>> BEGIN Data for the task

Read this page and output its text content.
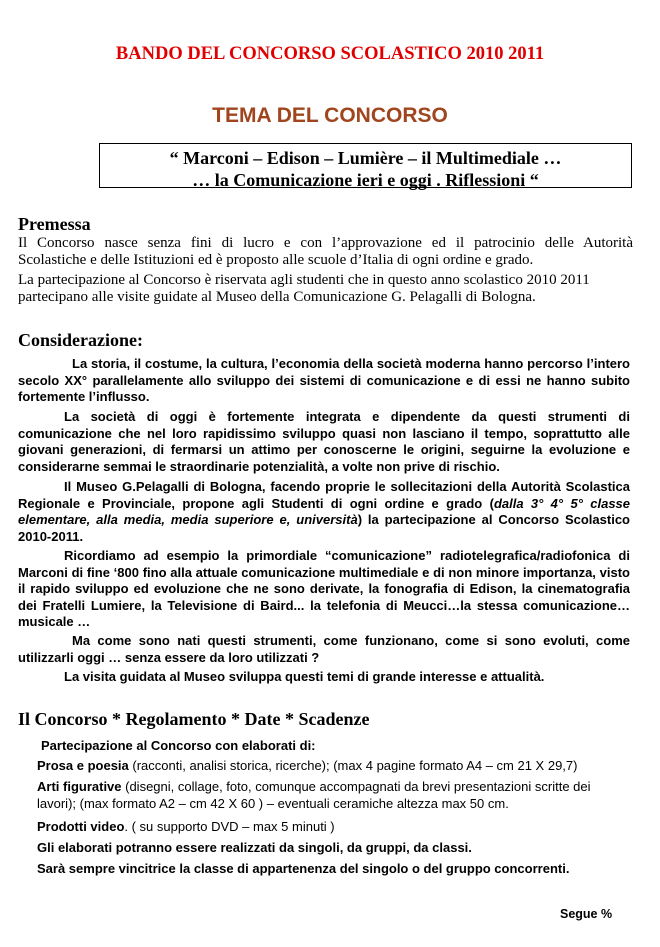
BANDO DEL CONCORSO SCOLASTICO 2010 2011
TEMA DEL CONCORSO
“ Marconi – Edison – Lumière – il Multimediale …
… la Comunicazione ieri e oggi . Riflessioni “
Premessa
Il Concorso nasce senza fini di lucro e con l’approvazione ed il patrocinio delle Autorità
Scolastiche e delle Istituzioni ed è proposto alle scuole d’Italia di ogni ordine e grado.
La partecipazione al Concorso è riservata agli studenti che in questo anno scolastico 2010 2011
partecipano alle visite guidate al Museo della Comunicazione G. Pelagalli di Bologna.
Considerazione:
La storia, il costume, la cultura, l’economia della società moderna hanno percorso l’intero secolo XX° parallelamente allo sviluppo dei sistemi di comunicazione e di essi ne hanno subito fortemente l’influsso.
La società di oggi è fortemente integrata e dipendente da questi strumenti di comunicazione che nel loro rapidissimo sviluppo quasi non lasciano il tempo, soprattutto alle giovani generazioni, di fermarsi un attimo per conoscerne le origini, seguirne la evoluzione e considerarne semmai le straordinarie potenzialità, a volte non prive di rischio.
Il Museo G.Pelagalli di Bologna, facendo proprie le sollecitazioni della Autorità Scolastica Regionale e Provinciale, propone agli Studenti di ogni ordine e grado (dalla 3° 4° 5° classe elementare, alla media, media superiore e, università) la partecipazione al Concorso Scolastico 2010-2011.
Ricordiamo ad esempio la primordiale “comunicazione” radiotelegrafica/radiofonica di Marconi di fine ‘800 fino alla attuale comunicazione multimediale e di non minore importanza, visto il rapido sviluppo ed evoluzione che ne sono derivate, la fonografia di Edison, la cinematografia dei Fratelli Lumiere, la Televisione di Baird... la telefonia di Meucci…la stessa comunicazione… musicale …
Ma come sono nati questi strumenti, come funzionano, come si sono evoluti, come utilizzarli oggi … senza essere da loro utilizzati ?
La visita guidata al Museo sviluppa questi temi di grande interesse e attualità.
Il Concorso * Regolamento * Date * Scadenze
Partecipazione al Concorso con elaborati di:
Prosa e poesia (racconti, analisi storica, ricerche); (max 4 pagine formato A4 – cm 21 X 29,7)
Arti figurative (disegni, collage, foto, comunque accompagnati da brevi presentazioni scritte dei lavori); (max formato A2 – cm 42 X 60 ) – eventuali ceramiche altezza max 50 cm.
Prodotti video. ( su supporto DVD – max 5 minuti )
Gli elaborati potranno essere realizzati da singoli, da gruppi, da classi.
Sarà sempre vincitrice la classe di appartenenza del singolo o del gruppo concorrenti.
Segue %
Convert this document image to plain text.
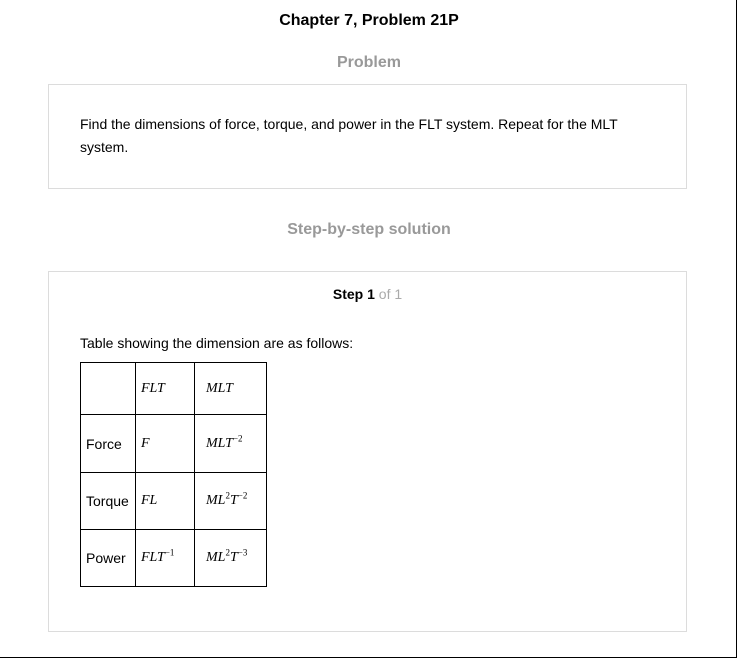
Chapter 7, Problem 21P
Problem
Find the dimensions of force, torque, and power in the FLT system. Repeat for the MLT system.
Step-by-step solution
Step 1 of 1
Table showing the dimension are as follows:
	FLT	MLT
Force	F	$MLT^{-2}$
Torque	FL	$ML^2T^{-2}$
Power	$FLT^{-1}$	$ML^2T^{-3}$
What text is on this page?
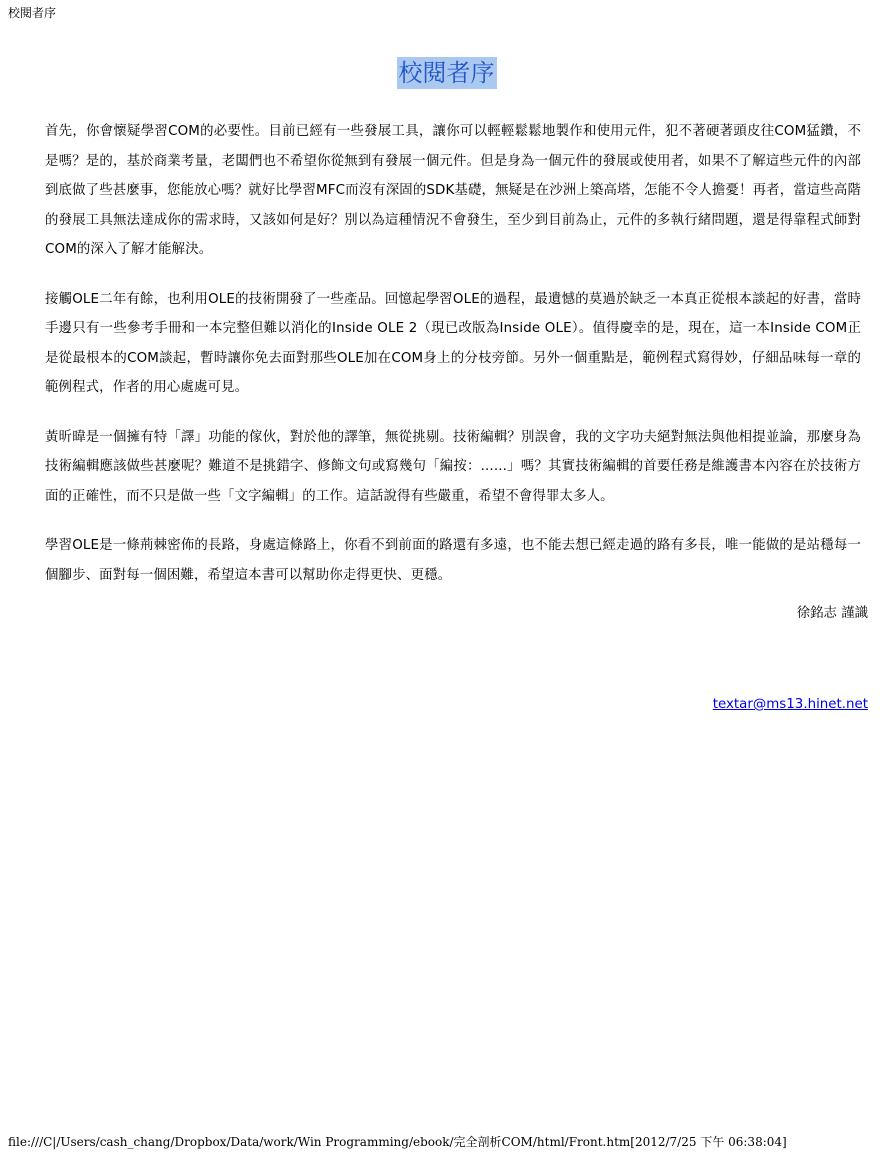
校閱者序
校閱者序

首先，你會懷疑學習COM的必要性。目前已經有一些發展工具，讓你可以輕輕鬆鬆地製作和使用元件，犯不著硬著頭皮往COM猛鑽，不是嗎？是的，基於商業考量，老闆們也不希望你從無到有發展一個元件。但是身為一個元件的發展或使用者，如果不了解這些元件的內部到底做了些甚麼事，您能放心嗎？就好比學習MFC而沒有深固的SDK基礎，無疑是在沙洲上築高塔，怎能不令人擔憂！再者，當這些高階的發展工具無法達成你的需求時，又該如何是好？別以為這種情況不會發生，至少到目前為止，元件的多執行緒問題，還是得靠程式師對COM的深入了解才能解決。

接觸OLE二年有餘，也利用OLE的技術開發了一些產品。回憶起學習OLE的過程，最遺憾的莫過於缺乏一本真正從根本談起的好書，當時手邊只有一些參考手冊和一本完整但難以消化的Inside OLE 2（現已改版為Inside OLE）。值得慶幸的是，現在，這一本Inside COM正是從最根本的COM談起，暫時讓你免去面對那些OLE加在COM身上的分枝旁節。另外一個重點是，範例程式寫得妙，仔細品味每一章的範例程式，作者的用心處處可見。

黃昕暐是一個擁有特「譯」功能的傢伙，對於他的譯筆，無從挑剔。技術編輯？別誤會，我的文字功夫絕對無法與他相提並論，那麼身為技術編輯應該做些甚麼呢？難道不是挑錯字、修飾文句或寫幾句「編按：......」嗎？其實技術編輯的首要任務是維護書本內容在於技術方面的正確性，而不只是做一些「文字編輯」的工作。這話說得有些嚴重，希望不會得罪太多人。

學習OLE是一條荊棘密佈的長路，身處這條路上，你看不到前面的路還有多遠，也不能去想已經走過的路有多長，唯一能做的是站穩每一個腳步、面對每一個困難，希望這本書可以幫助你走得更快、更穩。

徐銘志 謹識
textar@ms13.hinet.net
file:///C|/Users/cash_chang/Dropbox/Data/work/Win Programming/ebook/完全剖析COM/html/Front.htm[2012/7/25 下午 06:38:04]
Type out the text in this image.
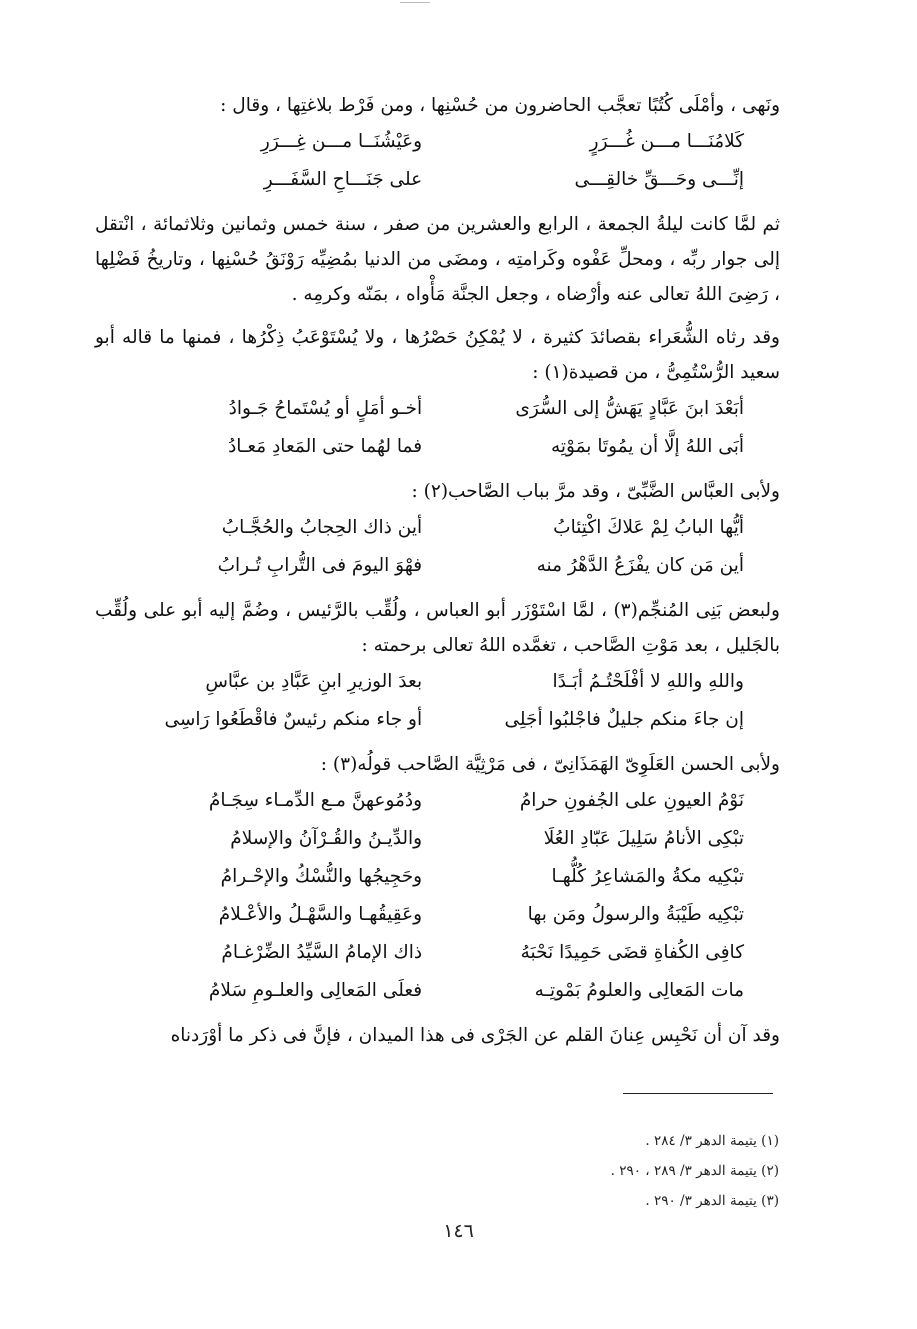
ونَهى ، وأمْلَى كُتُبًا تعجَّب الحاضرون من حُسْنِها ، ومن فَرْط بلاغتِها ، وقال :

كَلامُنَـــا مـــن غُـــرَرٍ
وعَيْشُنَــا مـــن غِـــرَرِ
إنِّـــى وحَـــقِّ خالقِـــى
على جَنَـــاحِ السَّفَـــرِ

ثم لمَّا كانت ليلةُ الجمعة ، الرابع والعشرين من صفر ، سنة خمس وثمانين وثلاثمائة ، انْتقل إلى جوار ربِّه ، ومحلِّ عَفْوه وكَرامتِه ، ومضَى من الدنيا بمُضِيِّه رَوْنَقُ حُسْنِها ، وتاريخُ فَضْلِها ، رَضِىَ اللهُ تعالى عنه وأرْضاه ، وجعل الجنَّة مَأْواه ، بمَنّه وكرمِه .

وقد رثاه الشُّعَراء بقصائدَ كثيرة ، لا يُمْكِنُ حَصْرُها ، ولا يُسْتَوْعَبُ ذِكْرُها ، فمنها ما قاله أبو سعيد الرُّسْتُمِىُّ ، من قصيدة(١) :

أبَعْدَ ابنَ عَبَّادٍ يَهَشُّ إلى السُّرَى
أخـو أمَلٍ أو يُسْتَماحُ جَـوادُ
أبَى اللهُ إلَّا أن يمُوتَا بمَوْتِه
فما لهُما حتى المَعادِ مَعـادُ

ولأبى العبَّاس الضَّبِّىّ ، وقد مرَّ بباب الصَّاحب(٢) :

أيُّها البابُ لِمْ عَلاكَ اكْتِئابُ
أين ذاك الحِجابُ والحُجَّـابُ
أين مَن كان يفْزَعُ الدَّهْرُ منه
فهْوَ اليومَ فى التُّرابِ تُـرابُ

ولبعض بَنِى المُنجِّم(٣) ، لمَّا اسْتَوْزَر أبو العباس ، ولُقِّب بالرَّئيس ، وضُمَّ إليه أبو على ولُقِّب بالجَليل ، بعد مَوْتِ الصَّاحب ، تغمَّده اللهُ تعالى برحمته :

واللهِ واللهِ لا أفْلَحْتُـمُ أبَـدًا
بعدَ الوزيرِ ابنِ عَبَّادِ بن عبَّاسِ
إن جاءَ منكم جليلٌ فاجْلبُوا أجَلِى
أو جاء منكم رئيسٌ فاقْطَعُوا رَاسِى

ولأبى الحسن العَلَوِىّ الهَمَذَانِىّ ، فى مَرْثِيَّة الصَّاحب قولُه(٣) :

نَوْمُ العيونِ على الجُفونِ حرامُ
ودُمُوعهنَّ مـع الدِّمـاء سِجَـامُ
تبْكِى الأنامُ سَلِيلَ عَبّادِ العُلَا
والدِّيـنُ والقُـرْآنُ والإسلامُ
تبْكِيه مكةُ والمَشاعِرُ كُلُّهـا
وحَجِيجُها والنُّسْكُ والإحْـرامُ
تبْكِيه طَيْبَةُ والرسولُ ومَن بها
وعَقِيقُهـا والسَّهْـلُ والأعْـلامُ
كافِى الكُفاةِ قضَى حَمِيدًا نَحْبَهُ
ذاك الإمامُ السَّيِّدُ الضِّرْغـامُ
مات المَعالِى والعلومُ بَمْوتِـه
فعلَى المَعالِى والعلـومِ سَلامُ

وقد آن أن نَحْبِس عِنانَ القلم عن الجَرْى فى هذا الميدان ، فإنَّ فى ذكر ما أوْرَدناه

(١) يتيمة الدهر ٣/ ٢٨٤ .
(٢) يتيمة الدهر ٣/ ٢٨٩ ، ٢٩٠ .
(٣) يتيمة الدهر ٣/ ٢٩٠ .
١٤٦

>> END Data for the task

*Set exercise*. For the material, find the number of lines holding the word "ولأبى" and give that figure and nothing more.

*Answer to the problem*. 2